=== DATASET ENTRIES ===

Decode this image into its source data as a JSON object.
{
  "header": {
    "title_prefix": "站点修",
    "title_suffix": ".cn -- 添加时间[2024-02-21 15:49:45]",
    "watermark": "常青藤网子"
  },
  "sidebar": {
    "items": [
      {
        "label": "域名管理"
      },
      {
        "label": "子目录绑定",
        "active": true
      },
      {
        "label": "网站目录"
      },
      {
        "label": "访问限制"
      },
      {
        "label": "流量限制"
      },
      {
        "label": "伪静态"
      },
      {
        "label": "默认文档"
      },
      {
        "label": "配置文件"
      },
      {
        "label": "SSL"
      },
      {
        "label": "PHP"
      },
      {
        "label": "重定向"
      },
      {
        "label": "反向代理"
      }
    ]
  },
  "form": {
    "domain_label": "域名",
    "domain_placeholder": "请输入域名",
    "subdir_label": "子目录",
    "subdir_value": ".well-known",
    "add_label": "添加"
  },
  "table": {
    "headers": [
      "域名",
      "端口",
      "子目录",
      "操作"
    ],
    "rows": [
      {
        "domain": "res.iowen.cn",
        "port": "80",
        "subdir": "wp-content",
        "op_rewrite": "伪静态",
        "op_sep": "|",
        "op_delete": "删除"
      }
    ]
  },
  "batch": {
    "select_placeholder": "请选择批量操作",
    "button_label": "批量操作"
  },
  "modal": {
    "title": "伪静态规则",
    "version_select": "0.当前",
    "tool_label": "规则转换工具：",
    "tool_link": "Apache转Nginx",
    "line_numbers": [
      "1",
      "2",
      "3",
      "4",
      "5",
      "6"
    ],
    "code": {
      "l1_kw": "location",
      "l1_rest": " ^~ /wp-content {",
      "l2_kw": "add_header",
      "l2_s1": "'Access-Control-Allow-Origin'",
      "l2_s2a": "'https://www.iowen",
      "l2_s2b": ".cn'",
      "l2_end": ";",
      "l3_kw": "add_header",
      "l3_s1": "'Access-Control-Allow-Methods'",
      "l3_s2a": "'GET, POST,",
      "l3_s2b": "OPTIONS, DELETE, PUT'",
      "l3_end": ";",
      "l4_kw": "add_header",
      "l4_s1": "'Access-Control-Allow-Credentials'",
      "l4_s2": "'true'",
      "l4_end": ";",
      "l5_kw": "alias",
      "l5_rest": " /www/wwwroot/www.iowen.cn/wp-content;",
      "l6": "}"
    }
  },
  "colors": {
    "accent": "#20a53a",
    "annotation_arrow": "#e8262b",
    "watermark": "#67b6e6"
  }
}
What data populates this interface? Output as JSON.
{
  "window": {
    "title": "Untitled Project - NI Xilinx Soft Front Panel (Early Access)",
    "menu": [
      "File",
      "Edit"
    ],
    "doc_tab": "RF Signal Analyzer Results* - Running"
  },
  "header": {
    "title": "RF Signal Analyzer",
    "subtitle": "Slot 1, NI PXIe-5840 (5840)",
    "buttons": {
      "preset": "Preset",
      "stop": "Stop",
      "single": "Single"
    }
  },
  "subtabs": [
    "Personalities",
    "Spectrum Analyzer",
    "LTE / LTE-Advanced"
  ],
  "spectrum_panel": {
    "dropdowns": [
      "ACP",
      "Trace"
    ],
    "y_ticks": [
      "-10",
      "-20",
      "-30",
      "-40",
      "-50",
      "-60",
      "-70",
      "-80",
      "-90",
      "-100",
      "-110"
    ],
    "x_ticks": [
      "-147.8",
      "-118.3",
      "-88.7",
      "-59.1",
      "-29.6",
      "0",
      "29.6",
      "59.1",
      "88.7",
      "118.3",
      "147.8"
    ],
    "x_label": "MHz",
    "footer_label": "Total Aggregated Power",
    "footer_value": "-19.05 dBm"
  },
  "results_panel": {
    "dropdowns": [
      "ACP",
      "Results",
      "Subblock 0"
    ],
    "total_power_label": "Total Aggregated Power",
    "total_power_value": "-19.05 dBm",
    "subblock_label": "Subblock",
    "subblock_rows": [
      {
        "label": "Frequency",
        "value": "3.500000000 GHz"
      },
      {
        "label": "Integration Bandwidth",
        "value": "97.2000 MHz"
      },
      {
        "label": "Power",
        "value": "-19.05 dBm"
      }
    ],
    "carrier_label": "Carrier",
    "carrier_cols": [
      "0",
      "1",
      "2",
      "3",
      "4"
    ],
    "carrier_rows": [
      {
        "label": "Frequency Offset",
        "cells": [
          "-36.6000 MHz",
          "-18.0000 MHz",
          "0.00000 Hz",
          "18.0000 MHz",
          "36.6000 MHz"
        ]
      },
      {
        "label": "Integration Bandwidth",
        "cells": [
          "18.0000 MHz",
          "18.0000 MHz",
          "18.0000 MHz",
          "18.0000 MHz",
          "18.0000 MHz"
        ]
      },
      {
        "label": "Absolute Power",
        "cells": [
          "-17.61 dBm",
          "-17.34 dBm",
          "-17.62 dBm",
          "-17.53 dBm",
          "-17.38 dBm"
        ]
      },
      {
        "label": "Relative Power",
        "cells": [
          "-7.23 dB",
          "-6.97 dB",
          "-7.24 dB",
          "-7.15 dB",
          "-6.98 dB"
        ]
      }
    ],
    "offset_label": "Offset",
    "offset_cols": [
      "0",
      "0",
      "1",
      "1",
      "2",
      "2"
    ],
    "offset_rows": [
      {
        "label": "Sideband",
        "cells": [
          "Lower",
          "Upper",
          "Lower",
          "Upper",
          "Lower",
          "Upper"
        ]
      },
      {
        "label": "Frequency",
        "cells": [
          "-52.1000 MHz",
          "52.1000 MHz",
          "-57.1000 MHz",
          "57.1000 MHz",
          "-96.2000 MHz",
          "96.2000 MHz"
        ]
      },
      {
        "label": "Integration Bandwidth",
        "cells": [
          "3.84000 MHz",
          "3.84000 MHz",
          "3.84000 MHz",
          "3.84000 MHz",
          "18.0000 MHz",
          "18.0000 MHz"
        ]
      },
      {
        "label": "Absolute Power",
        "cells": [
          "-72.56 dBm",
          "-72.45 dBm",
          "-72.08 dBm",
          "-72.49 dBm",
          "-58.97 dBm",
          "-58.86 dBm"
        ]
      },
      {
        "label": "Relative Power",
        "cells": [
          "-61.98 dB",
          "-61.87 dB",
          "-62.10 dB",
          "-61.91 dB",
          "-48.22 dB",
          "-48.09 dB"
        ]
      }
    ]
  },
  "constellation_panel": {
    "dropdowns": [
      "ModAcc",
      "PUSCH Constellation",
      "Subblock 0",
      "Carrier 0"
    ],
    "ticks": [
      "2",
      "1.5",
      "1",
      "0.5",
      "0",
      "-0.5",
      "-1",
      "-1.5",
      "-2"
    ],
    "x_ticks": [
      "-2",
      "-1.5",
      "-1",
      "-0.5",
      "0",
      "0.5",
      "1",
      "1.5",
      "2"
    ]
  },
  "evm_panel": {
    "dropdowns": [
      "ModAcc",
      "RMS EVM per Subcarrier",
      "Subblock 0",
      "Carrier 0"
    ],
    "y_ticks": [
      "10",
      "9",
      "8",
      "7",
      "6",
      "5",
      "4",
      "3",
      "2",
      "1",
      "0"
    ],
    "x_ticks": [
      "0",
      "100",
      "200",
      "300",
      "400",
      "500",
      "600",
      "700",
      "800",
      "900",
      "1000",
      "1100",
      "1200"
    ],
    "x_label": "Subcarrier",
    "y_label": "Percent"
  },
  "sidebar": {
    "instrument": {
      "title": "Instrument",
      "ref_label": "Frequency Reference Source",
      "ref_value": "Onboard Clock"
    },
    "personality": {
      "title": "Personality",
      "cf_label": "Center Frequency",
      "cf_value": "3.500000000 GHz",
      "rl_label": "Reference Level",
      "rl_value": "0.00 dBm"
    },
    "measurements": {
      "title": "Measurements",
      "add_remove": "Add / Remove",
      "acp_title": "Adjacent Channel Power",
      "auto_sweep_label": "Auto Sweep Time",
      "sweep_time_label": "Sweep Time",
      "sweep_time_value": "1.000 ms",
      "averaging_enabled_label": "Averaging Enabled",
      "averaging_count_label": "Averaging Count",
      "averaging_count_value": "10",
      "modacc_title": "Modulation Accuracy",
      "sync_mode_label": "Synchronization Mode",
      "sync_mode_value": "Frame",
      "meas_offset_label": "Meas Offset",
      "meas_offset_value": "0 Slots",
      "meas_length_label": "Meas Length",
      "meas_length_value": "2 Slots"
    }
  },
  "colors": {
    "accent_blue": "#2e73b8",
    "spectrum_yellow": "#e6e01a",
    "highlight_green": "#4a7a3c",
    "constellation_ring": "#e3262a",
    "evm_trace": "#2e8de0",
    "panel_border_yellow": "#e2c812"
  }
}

===

→ GIVEN INSTRUCTION
Scan the records above for the string "Allow", then report every line that contains it.

→ ANSWER TO THIS TASK
      "l2_s1": "'Access-Control-Allow-Origin'",
      "l3_s1": "'Access-Control-Allow-Methods'",
      "l4_s1": "'Access-Control-Allow-Credentials'",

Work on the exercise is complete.